[start]

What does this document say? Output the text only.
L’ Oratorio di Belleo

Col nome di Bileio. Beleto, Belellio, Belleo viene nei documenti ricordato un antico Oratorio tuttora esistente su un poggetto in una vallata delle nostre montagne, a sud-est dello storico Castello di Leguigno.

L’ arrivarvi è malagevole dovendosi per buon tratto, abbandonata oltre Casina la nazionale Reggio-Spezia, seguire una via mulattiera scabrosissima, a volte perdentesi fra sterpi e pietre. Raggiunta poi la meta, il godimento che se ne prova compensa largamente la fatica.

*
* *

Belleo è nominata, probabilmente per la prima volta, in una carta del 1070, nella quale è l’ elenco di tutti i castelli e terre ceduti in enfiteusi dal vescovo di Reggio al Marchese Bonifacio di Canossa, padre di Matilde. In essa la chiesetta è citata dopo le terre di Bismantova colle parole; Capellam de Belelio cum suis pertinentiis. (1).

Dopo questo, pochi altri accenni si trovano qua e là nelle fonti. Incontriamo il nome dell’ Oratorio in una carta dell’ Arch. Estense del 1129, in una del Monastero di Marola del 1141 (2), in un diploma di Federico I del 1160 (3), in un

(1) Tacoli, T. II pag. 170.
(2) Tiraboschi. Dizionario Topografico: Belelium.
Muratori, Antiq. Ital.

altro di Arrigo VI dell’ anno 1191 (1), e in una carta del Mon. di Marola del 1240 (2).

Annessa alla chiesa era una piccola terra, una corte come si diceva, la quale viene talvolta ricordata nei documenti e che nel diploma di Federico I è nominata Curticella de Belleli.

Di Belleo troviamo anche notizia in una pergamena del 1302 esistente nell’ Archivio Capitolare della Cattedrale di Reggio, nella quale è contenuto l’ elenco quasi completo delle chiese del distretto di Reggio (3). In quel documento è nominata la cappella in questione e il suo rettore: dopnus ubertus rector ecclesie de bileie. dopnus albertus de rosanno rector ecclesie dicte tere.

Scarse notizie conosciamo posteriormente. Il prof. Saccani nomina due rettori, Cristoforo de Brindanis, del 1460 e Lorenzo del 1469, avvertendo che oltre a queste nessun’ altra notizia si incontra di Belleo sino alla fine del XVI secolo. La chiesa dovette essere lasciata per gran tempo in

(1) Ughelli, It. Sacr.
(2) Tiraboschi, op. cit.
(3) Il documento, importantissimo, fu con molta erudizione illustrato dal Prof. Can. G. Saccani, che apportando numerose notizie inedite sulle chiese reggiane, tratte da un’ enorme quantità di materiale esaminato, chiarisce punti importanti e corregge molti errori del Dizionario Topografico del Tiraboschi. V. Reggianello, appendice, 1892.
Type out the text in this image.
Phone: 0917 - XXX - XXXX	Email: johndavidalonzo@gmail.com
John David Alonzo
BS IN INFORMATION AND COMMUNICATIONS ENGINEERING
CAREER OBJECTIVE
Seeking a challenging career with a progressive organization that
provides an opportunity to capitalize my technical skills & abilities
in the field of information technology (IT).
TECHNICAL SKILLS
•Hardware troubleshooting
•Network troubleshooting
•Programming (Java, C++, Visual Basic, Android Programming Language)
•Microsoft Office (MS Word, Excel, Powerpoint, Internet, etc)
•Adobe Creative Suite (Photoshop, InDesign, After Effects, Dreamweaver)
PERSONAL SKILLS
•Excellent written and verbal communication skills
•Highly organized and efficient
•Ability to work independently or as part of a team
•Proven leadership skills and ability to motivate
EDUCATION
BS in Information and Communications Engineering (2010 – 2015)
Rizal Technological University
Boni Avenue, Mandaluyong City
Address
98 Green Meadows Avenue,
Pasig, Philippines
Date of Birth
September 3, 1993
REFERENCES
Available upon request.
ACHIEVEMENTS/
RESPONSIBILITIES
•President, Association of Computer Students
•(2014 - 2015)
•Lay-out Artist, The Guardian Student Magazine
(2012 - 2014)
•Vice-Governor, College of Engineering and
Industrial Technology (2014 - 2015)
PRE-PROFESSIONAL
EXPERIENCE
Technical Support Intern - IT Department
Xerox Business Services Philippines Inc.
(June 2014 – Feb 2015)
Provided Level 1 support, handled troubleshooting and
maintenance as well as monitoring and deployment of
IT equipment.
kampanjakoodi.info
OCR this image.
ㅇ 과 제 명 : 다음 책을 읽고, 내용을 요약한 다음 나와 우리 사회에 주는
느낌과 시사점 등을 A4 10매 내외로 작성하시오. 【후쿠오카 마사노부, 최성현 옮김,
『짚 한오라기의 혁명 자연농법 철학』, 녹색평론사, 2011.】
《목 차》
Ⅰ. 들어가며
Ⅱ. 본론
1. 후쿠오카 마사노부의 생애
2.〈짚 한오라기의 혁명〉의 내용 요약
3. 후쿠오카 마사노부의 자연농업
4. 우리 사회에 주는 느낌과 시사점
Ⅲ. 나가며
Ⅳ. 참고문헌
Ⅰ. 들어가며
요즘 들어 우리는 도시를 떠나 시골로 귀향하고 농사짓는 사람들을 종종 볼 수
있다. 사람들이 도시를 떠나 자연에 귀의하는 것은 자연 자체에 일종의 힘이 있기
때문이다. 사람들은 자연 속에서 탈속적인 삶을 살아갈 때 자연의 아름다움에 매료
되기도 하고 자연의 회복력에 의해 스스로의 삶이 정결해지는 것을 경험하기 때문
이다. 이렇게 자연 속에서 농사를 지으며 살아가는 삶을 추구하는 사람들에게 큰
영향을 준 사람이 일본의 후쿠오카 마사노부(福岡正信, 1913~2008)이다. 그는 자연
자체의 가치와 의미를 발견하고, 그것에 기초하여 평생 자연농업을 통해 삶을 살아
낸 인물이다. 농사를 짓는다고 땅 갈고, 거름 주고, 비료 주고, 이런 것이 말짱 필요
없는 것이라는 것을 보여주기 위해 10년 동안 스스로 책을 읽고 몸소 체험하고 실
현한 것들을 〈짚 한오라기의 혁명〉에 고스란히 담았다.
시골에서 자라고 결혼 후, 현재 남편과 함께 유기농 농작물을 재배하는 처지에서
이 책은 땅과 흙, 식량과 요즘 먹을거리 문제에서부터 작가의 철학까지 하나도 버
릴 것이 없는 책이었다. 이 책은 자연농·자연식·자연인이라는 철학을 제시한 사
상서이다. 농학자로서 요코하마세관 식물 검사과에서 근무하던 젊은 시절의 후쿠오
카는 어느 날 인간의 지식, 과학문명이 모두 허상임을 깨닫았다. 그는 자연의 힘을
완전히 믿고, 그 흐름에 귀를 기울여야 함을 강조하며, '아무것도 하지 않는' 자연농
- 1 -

[end]

Take each line of the material that contains the word "Avenue" and list it.

— Expected answer —
Boni Avenue, Mandaluyong City
98 Green Meadows Avenue,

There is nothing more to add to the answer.